TASK TO CARRY OUT —
Extract the full listing below without altering a single character.

MATERIAL PROVIDED —

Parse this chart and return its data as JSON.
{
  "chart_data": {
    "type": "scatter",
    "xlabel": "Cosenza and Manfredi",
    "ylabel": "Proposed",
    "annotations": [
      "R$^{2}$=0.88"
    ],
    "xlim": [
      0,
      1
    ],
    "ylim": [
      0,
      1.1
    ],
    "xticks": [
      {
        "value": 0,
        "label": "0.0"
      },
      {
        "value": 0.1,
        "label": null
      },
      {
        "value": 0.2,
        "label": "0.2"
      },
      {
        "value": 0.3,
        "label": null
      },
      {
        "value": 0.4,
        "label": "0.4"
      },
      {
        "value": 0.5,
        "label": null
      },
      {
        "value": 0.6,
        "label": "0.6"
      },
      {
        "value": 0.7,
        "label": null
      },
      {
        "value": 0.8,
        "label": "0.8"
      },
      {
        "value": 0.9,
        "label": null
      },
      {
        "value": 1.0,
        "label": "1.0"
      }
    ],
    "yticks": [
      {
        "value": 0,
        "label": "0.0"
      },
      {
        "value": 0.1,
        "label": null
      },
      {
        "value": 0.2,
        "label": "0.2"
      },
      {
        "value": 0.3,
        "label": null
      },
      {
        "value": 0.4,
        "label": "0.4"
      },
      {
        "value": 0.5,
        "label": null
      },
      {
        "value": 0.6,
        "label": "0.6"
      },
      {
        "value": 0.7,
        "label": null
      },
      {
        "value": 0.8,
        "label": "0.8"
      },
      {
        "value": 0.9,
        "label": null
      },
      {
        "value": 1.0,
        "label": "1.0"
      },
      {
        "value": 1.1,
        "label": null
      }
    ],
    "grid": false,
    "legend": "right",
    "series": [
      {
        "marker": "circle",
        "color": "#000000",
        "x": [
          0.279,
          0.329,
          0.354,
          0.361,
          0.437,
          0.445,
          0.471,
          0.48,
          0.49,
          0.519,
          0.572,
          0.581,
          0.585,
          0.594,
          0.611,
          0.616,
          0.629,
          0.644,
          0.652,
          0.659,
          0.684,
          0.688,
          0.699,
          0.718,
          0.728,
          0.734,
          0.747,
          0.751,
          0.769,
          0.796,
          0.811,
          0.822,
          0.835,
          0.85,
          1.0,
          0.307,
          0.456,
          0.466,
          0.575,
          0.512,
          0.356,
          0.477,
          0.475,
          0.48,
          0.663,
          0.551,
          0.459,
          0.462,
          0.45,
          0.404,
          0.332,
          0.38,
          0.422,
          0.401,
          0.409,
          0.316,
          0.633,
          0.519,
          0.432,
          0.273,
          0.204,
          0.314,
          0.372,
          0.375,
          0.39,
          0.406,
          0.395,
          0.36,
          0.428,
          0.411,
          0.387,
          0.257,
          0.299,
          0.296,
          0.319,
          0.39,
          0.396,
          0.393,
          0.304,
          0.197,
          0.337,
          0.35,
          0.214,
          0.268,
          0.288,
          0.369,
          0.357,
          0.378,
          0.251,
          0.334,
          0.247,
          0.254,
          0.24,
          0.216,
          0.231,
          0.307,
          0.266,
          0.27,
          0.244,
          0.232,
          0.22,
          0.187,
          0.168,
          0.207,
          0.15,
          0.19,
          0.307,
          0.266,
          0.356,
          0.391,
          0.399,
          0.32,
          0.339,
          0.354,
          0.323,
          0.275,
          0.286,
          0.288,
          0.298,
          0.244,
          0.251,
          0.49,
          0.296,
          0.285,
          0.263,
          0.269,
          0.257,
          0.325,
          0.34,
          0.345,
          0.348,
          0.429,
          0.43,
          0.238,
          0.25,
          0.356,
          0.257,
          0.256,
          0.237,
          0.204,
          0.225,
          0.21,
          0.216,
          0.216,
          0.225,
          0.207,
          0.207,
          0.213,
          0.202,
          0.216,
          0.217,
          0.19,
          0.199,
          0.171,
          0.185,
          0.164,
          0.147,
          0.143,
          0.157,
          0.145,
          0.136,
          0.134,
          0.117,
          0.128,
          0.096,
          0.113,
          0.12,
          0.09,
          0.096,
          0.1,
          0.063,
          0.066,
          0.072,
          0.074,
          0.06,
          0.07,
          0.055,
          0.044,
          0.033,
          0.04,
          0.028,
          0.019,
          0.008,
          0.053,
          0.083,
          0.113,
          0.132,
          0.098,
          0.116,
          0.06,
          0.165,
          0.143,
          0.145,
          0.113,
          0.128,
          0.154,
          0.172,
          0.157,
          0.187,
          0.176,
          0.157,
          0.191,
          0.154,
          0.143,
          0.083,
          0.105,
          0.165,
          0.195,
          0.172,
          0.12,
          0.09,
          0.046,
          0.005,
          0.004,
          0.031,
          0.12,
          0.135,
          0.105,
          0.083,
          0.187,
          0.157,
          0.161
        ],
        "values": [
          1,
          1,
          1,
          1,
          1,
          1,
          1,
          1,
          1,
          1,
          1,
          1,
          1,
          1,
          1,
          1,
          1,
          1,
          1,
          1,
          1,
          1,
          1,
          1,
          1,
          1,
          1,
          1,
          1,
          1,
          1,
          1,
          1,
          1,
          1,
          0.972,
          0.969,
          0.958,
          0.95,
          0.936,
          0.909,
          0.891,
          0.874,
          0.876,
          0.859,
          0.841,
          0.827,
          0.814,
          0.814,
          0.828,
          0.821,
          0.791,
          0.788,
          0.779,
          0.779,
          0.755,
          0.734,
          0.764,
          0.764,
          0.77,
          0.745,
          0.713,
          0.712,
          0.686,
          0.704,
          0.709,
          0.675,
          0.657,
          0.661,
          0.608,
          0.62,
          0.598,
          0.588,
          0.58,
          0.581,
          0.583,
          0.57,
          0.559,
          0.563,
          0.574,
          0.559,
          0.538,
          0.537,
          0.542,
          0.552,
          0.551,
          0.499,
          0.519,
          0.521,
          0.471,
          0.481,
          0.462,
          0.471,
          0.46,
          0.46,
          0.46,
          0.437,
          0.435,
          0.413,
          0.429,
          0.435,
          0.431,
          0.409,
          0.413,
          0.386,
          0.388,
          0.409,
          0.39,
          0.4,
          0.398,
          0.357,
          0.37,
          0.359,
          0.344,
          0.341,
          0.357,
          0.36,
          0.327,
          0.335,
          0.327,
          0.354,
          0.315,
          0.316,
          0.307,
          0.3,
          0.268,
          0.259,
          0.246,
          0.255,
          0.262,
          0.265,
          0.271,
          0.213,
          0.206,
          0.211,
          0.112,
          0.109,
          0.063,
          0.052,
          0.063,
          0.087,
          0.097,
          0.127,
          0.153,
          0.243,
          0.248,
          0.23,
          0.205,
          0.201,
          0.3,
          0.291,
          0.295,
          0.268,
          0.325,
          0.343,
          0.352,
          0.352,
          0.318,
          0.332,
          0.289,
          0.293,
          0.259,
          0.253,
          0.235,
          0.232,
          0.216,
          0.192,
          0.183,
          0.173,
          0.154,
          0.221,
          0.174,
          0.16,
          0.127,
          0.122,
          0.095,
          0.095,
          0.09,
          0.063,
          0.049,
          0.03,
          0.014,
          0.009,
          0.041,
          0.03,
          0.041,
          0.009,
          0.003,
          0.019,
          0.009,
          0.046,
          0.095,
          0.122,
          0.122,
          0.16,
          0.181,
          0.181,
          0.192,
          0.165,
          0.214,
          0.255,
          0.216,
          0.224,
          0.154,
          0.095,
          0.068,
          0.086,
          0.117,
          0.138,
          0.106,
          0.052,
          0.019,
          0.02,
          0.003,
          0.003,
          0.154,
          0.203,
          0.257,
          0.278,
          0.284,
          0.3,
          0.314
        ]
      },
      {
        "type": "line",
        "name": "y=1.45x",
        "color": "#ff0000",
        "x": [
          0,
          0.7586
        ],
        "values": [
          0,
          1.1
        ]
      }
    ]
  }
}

SOLUTION —
Parse this chart and return its data as JSON.
{
  "chart_data": {
    "type": "scatter",
    "xlabel": "Cosenza and Manfredi",
    "ylabel": "Proposed",
    "annotations": [
      "R$^{2}$=0.88"
    ],
    "xlim": [
      0,
      1
    ],
    "ylim": [
      0,
      1.1
    ],
    "xticks": [
      {
        "value": 0,
        "label": "0.0"
      },
      {
        "value": 0.1,
        "label": null
      },
      {
        "value": 0.2,
        "label": "0.2"
      },
      {
        "value": 0.3,
        "label": null
      },
      {
        "value": 0.4,
        "label": "0.4"
      },
      {
        "value": 0.5,
        "label": null
      },
      {
        "value": 0.6,
        "label": "0.6"
      },
      {
        "value": 0.7,
        "label": null
      },
      {
        "value": 0.8,
        "label": "0.8"
      },
      {
        "value": 0.9,
        "label": null
      },
      {
        "value": 1.0,
        "label": "1.0"
      }
    ],
    "yticks": [
      {
        "value": 0,
        "label": "0.0"
      },
      {
        "value": 0.1,
        "label": null
      },
      {
        "value": 0.2,
        "label": "0.2"
      },
      {
        "value": 0.3,
        "label": null
      },
      {
        "value": 0.4,
        "label": "0.4"
      },
      {
        "value": 0.5,
        "label": null
      },
      {
        "value": 0.6,
        "label": "0.6"
      },
      {
        "value": 0.7,
        "label": null
      },
      {
        "value": 0.8,
        "label": "0.8"
      },
      {
        "value": 0.9,
        "label": null
      },
      {
        "value": 1.0,
        "label": "1.0"
      },
      {
        "value": 1.1,
        "label": null
      }
    ],
    "grid": false,
    "legend": "right",
    "series": [
      {
        "marker": "circle",
        "color": "#000000",
        "x": [
          0.279,
          0.329,
          0.354,
          0.361,
          0.437,
          0.445,
          0.471,
          0.48,
          0.49,
          0.519,
          0.572,
          0.581,
          0.585,
          0.594,
          0.611,
          0.616,
          0.629,
          0.644,
          0.652,
          0.659,
          0.684,
          0.688,
          0.699,
          0.718,
          0.728,
          0.734,
          0.747,
          0.751,
          0.769,
          0.796,
          0.811,
          0.822,
          0.835,
          0.85,
          1.0,
          0.307,
          0.456,
          0.466,
          0.575,
          0.512,
          0.356,
          0.477,
          0.475,
          0.48,
          0.663,
          0.551,
          0.459,
          0.462,
          0.45,
          0.404,
          0.332,
          0.38,
          0.422,
          0.401,
          0.409,
          0.316,
          0.633,
          0.519,
          0.432,
          0.273,
          0.204,
          0.314,
          0.372,
          0.375,
          0.39,
          0.406,
          0.395,
          0.36,
          0.428,
          0.411,
          0.387,
          0.257,
          0.299,
          0.296,
          0.319,
          0.39,
          0.396,
          0.393,
          0.304,
          0.197,
          0.337,
          0.35,
          0.214,
          0.268,
          0.288,
          0.369,
          0.357,
          0.378,
          0.251,
          0.334,
          0.247,
          0.254,
          0.24,
          0.216,
          0.231,
          0.307,
          0.266,
          0.27,
          0.244,
          0.232,
          0.22,
          0.187,
          0.168,
          0.207,
          0.15,
          0.19,
          0.307,
          0.266,
          0.356,
          0.391,
          0.399,
          0.32,
          0.339,
          0.354,
          0.323,
          0.275,
          0.286,
          0.288,
          0.298,
          0.244,
          0.251,
          0.49,
          0.296,
          0.285,
          0.263,
          0.269,
          0.257,
          0.325,
          0.34,
          0.345,
          0.348,
          0.429,
          0.43,
          0.238,
          0.25,
          0.356,
          0.257,
          0.256,
          0.237,
          0.204,
          0.225,
          0.21,
          0.216,
          0.216,
          0.225,
          0.207,
          0.207,
          0.213,
          0.202,
          0.216,
          0.217,
          0.19,
          0.199,
          0.171,
          0.185,
          0.164,
          0.147,
          0.143,
          0.157,
          0.145,
          0.136,
          0.134,
          0.117,
          0.128,
          0.096,
          0.113,
          0.12,
          0.09,
          0.096,
          0.1,
          0.063,
          0.066,
          0.072,
          0.074,
          0.06,
          0.07,
          0.055,
          0.044,
          0.033,
          0.04,
          0.028,
          0.019,
          0.008,
          0.053,
          0.083,
          0.113,
          0.132,
          0.098,
          0.116,
          0.06,
          0.165,
          0.143,
          0.145,
          0.113,
          0.128,
          0.154,
          0.172,
          0.157,
          0.187,
          0.176,
          0.157,
          0.191,
          0.154,
          0.143,
          0.083,
          0.105,
          0.165,
          0.195,
          0.172,
          0.12,
          0.09,
          0.046,
          0.005,
          0.004,
          0.031,
          0.12,
          0.135,
          0.105,
          0.083,
          0.187,
          0.157,
          0.161
        ],
        "values": [
          1,
          1,
          1,
          1,
          1,
          1,
          1,
          1,
          1,
          1,
          1,
          1,
          1,
          1,
          1,
          1,
          1,
          1,
          1,
          1,
          1,
          1,
          1,
          1,
          1,
          1,
          1,
          1,
          1,
          1,
          1,
          1,
          1,
          1,
          1,
          0.972,
          0.969,
          0.958,
          0.95,
          0.936,
          0.909,
          0.891,
          0.874,
          0.876,
          0.859,
          0.841,
          0.827,
          0.814,
          0.814,
          0.828,
          0.821,
          0.791,
          0.788,
          0.779,
          0.779,
          0.755,
          0.734,
          0.764,
          0.764,
          0.77,
          0.745,
          0.713,
          0.712,
          0.686,
          0.704,
          0.709,
          0.675,
          0.657,
          0.661,
          0.608,
          0.62,
          0.598,
          0.588,
          0.58,
          0.581,
          0.583,
          0.57,
          0.559,
          0.563,
          0.574,
          0.559,
          0.538,
          0.537,
          0.542,
          0.552,
          0.551,
          0.499,
          0.519,
          0.521,
          0.471,
          0.481,
          0.462,
          0.471,
          0.46,
          0.46,
          0.46,
          0.437,
          0.435,
          0.413,
          0.429,
          0.435,
          0.431,
          0.409,
          0.413,
          0.386,
          0.388,
          0.409,
          0.39,
          0.4,
          0.398,
          0.357,
          0.37,
          0.359,
          0.344,
          0.341,
          0.357,
          0.36,
          0.327,
          0.335,
          0.327,
          0.354,
          0.315,
          0.316,
          0.307,
          0.3,
          0.268,
          0.259,
          0.246,
          0.255,
          0.262,
          0.265,
          0.271,
          0.213,
          0.206,
          0.211,
          0.112,
          0.109,
          0.063,
          0.052,
          0.063,
          0.087,
          0.097,
          0.127,
          0.153,
          0.243,
          0.248,
          0.23,
          0.205,
          0.201,
          0.3,
          0.291,
          0.295,
          0.268,
          0.325,
          0.343,
          0.352,
          0.352,
          0.318,
          0.332,
          0.289,
          0.293,
          0.259,
          0.253,
          0.235,
          0.232,
          0.216,
          0.192,
          0.183,
          0.173,
          0.154,
          0.221,
          0.174,
          0.16,
          0.127,
          0.122,
          0.095,
          0.095,
          0.09,
          0.063,
          0.049,
          0.03,
          0.014,
          0.009,
          0.041,
          0.03,
          0.041,
          0.009,
          0.003,
          0.019,
          0.009,
          0.046,
          0.095,
          0.122,
          0.122,
          0.16,
          0.181,
          0.181,
          0.192,
          0.165,
          0.214,
          0.255,
          0.216,
          0.224,
          0.154,
          0.095,
          0.068,
          0.086,
          0.117,
          0.138,
          0.106,
          0.052,
          0.019,
          0.02,
          0.003,
          0.003,
          0.154,
          0.203,
          0.257,
          0.278,
          0.284,
          0.3,
          0.314
        ]
      },
      {
        "type": "line",
        "name": "y=1.45x",
        "color": "#ff0000",
        "x": [
          0,
          0.7586
        ],
        "values": [
          0,
          1.1
        ]
      }
    ]
  }
}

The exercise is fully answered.